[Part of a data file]
== == ==
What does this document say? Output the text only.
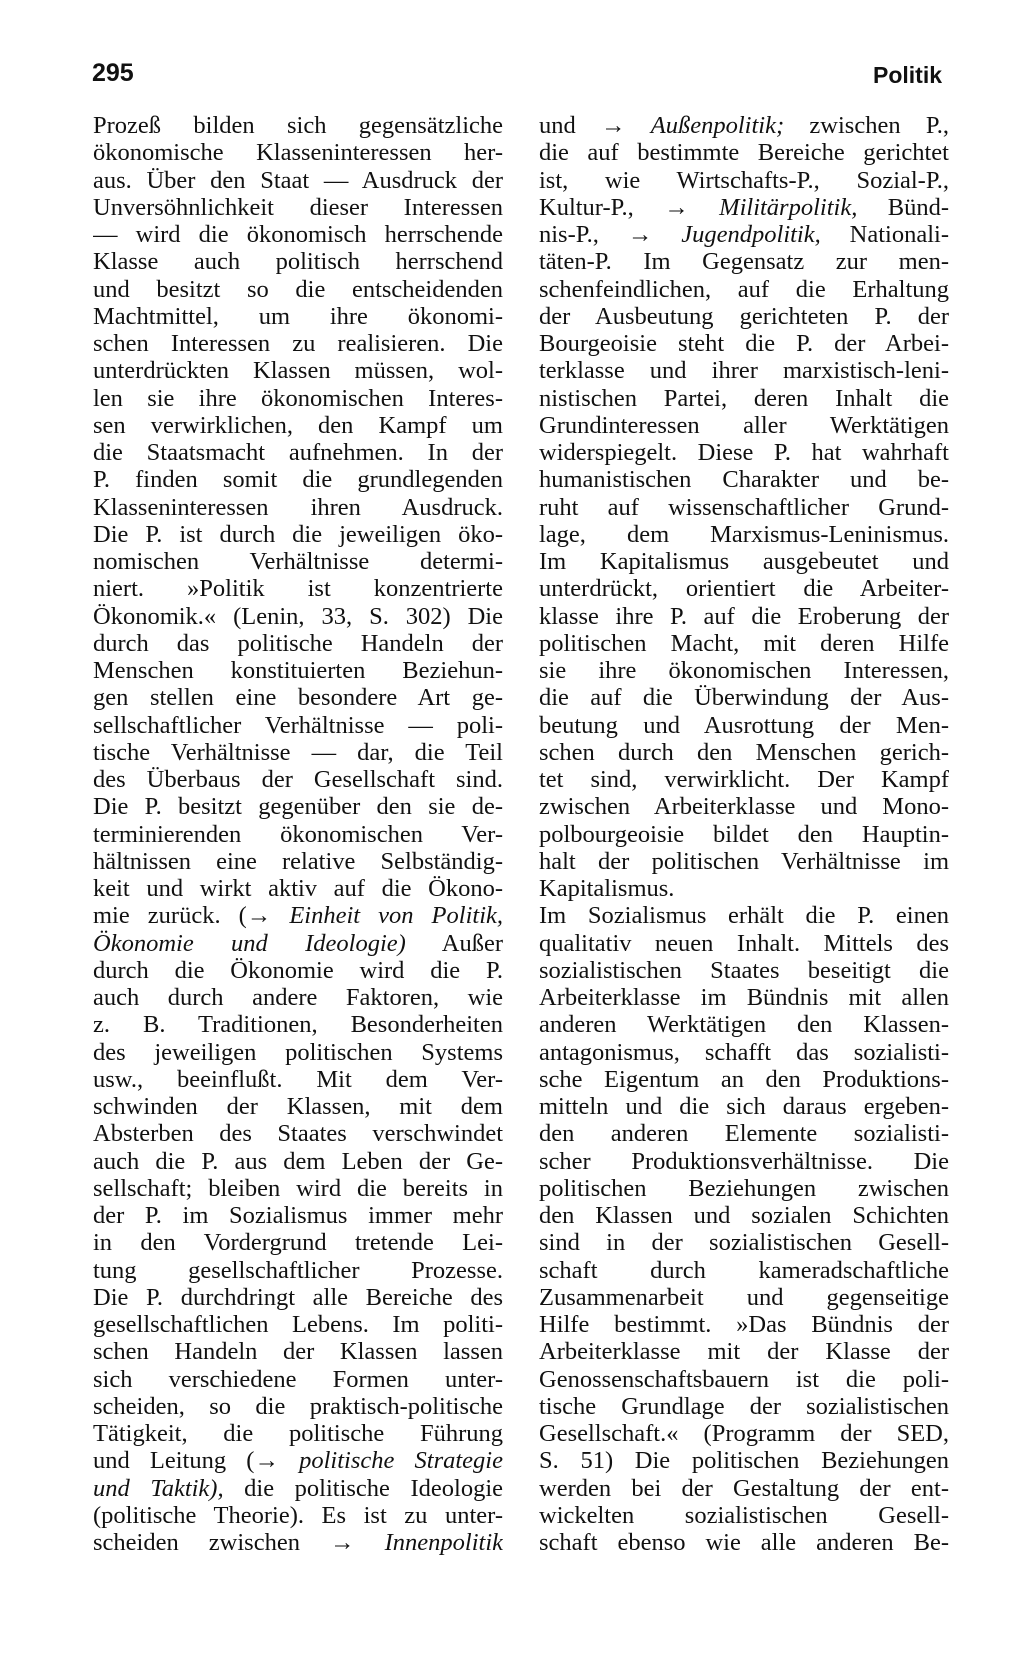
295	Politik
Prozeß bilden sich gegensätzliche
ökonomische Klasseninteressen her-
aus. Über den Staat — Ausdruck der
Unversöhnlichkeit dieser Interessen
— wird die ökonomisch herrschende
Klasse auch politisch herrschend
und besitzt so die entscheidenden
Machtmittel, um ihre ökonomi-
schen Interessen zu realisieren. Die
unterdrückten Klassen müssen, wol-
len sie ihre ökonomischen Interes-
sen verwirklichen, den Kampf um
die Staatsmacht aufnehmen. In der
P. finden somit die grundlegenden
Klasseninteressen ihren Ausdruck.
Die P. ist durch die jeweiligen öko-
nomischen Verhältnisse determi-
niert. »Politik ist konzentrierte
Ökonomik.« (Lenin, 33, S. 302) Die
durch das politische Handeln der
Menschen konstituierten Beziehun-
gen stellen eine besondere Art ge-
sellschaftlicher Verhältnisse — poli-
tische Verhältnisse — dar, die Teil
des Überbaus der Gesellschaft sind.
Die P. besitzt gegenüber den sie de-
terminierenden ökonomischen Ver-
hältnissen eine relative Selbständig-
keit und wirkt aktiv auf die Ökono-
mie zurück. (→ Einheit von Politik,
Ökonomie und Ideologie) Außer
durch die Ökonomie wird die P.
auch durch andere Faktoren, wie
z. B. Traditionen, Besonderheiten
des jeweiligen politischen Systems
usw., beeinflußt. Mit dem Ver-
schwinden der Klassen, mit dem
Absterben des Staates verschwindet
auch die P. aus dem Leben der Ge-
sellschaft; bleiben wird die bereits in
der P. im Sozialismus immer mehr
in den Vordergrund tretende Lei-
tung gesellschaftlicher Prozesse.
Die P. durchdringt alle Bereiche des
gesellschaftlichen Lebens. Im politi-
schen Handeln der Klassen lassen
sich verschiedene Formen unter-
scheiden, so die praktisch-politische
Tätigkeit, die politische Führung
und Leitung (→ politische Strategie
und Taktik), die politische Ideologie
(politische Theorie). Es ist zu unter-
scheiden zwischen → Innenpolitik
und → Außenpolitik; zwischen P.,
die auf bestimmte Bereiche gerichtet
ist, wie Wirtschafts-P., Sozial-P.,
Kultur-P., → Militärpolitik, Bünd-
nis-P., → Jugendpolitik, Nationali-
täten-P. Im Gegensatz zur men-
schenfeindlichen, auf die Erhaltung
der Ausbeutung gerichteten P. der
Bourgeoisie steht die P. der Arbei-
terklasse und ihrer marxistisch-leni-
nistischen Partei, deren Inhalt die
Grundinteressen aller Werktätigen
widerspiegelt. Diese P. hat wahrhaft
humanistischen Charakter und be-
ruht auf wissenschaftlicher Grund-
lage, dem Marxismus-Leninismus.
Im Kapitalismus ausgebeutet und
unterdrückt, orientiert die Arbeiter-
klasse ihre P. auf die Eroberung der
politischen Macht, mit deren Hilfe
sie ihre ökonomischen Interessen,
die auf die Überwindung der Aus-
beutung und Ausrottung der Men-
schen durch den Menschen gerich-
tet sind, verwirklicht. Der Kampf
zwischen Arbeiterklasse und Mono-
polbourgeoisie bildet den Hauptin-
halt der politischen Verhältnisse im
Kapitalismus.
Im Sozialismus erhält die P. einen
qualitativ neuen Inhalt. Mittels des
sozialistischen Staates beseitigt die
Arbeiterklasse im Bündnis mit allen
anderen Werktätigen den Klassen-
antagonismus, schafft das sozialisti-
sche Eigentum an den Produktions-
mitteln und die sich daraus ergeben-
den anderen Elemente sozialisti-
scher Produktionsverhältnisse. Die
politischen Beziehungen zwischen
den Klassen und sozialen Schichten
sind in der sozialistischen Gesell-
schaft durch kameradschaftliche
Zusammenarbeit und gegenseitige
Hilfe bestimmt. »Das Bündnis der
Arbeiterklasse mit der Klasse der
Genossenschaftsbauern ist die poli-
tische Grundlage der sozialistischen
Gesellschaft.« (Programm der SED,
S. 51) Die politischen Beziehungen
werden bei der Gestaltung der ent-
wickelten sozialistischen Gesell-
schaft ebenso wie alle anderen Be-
== == ==
Set the pictures aside and transcribe the data above exactly.

* _RESPONSE TO THE EXERCISE_:
What does this document say? Output the text only.
295	Politik
Prozeß bilden sich gegensätzliche
ökonomische Klasseninteressen her-
aus. Über den Staat — Ausdruck der
Unversöhnlichkeit dieser Interessen
— wird die ökonomisch herrschende
Klasse auch politisch herrschend
und besitzt so die entscheidenden
Machtmittel, um ihre ökonomi-
schen Interessen zu realisieren. Die
unterdrückten Klassen müssen, wol-
len sie ihre ökonomischen Interes-
sen verwirklichen, den Kampf um
die Staatsmacht aufnehmen. In der
P. finden somit die grundlegenden
Klasseninteressen ihren Ausdruck.
Die P. ist durch die jeweiligen öko-
nomischen Verhältnisse determi-
niert. »Politik ist konzentrierte
Ökonomik.« (Lenin, 33, S. 302) Die
durch das politische Handeln der
Menschen konstituierten Beziehun-
gen stellen eine besondere Art ge-
sellschaftlicher Verhältnisse — poli-
tische Verhältnisse — dar, die Teil
des Überbaus der Gesellschaft sind.
Die P. besitzt gegenüber den sie de-
terminierenden ökonomischen Ver-
hältnissen eine relative Selbständig-
keit und wirkt aktiv auf die Ökono-
mie zurück. (→ Einheit von Politik,
Ökonomie und Ideologie) Außer
durch die Ökonomie wird die P.
auch durch andere Faktoren, wie
z. B. Traditionen, Besonderheiten
des jeweiligen politischen Systems
usw., beeinflußt. Mit dem Ver-
schwinden der Klassen, mit dem
Absterben des Staates verschwindet
auch die P. aus dem Leben der Ge-
sellschaft; bleiben wird die bereits in
der P. im Sozialismus immer mehr
in den Vordergrund tretende Lei-
tung gesellschaftlicher Prozesse.
Die P. durchdringt alle Bereiche des
gesellschaftlichen Lebens. Im politi-
schen Handeln der Klassen lassen
sich verschiedene Formen unter-
scheiden, so die praktisch-politische
Tätigkeit, die politische Führung
und Leitung (→ politische Strategie
und Taktik), die politische Ideologie
(politische Theorie). Es ist zu unter-
scheiden zwischen → Innenpolitik
und → Außenpolitik; zwischen P.,
die auf bestimmte Bereiche gerichtet
ist, wie Wirtschafts-P., Sozial-P.,
Kultur-P., → Militärpolitik, Bünd-
nis-P., → Jugendpolitik, Nationali-
täten-P. Im Gegensatz zur men-
schenfeindlichen, auf die Erhaltung
der Ausbeutung gerichteten P. der
Bourgeoisie steht die P. der Arbei-
terklasse und ihrer marxistisch-leni-
nistischen Partei, deren Inhalt die
Grundinteressen aller Werktätigen
widerspiegelt. Diese P. hat wahrhaft
humanistischen Charakter und be-
ruht auf wissenschaftlicher Grund-
lage, dem Marxismus-Leninismus.
Im Kapitalismus ausgebeutet und
unterdrückt, orientiert die Arbeiter-
klasse ihre P. auf die Eroberung der
politischen Macht, mit deren Hilfe
sie ihre ökonomischen Interessen,
die auf die Überwindung der Aus-
beutung und Ausrottung der Men-
schen durch den Menschen gerich-
tet sind, verwirklicht. Der Kampf
zwischen Arbeiterklasse und Mono-
polbourgeoisie bildet den Hauptin-
halt der politischen Verhältnisse im
Kapitalismus.
Im Sozialismus erhält die P. einen
qualitativ neuen Inhalt. Mittels des
sozialistischen Staates beseitigt die
Arbeiterklasse im Bündnis mit allen
anderen Werktätigen den Klassen-
antagonismus, schafft das sozialisti-
sche Eigentum an den Produktions-
mitteln und die sich daraus ergeben-
den anderen Elemente sozialisti-
scher Produktionsverhältnisse. Die
politischen Beziehungen zwischen
den Klassen und sozialen Schichten
sind in der sozialistischen Gesell-
schaft durch kameradschaftliche
Zusammenarbeit und gegenseitige
Hilfe bestimmt. »Das Bündnis der
Arbeiterklasse mit der Klasse der
Genossenschaftsbauern ist die poli-
tische Grundlage der sozialistischen
Gesellschaft.« (Programm der SED,
S. 51) Die politischen Beziehungen
werden bei der Gestaltung der ent-
wickelten sozialistischen Gesell-
schaft ebenso wie alle anderen Be-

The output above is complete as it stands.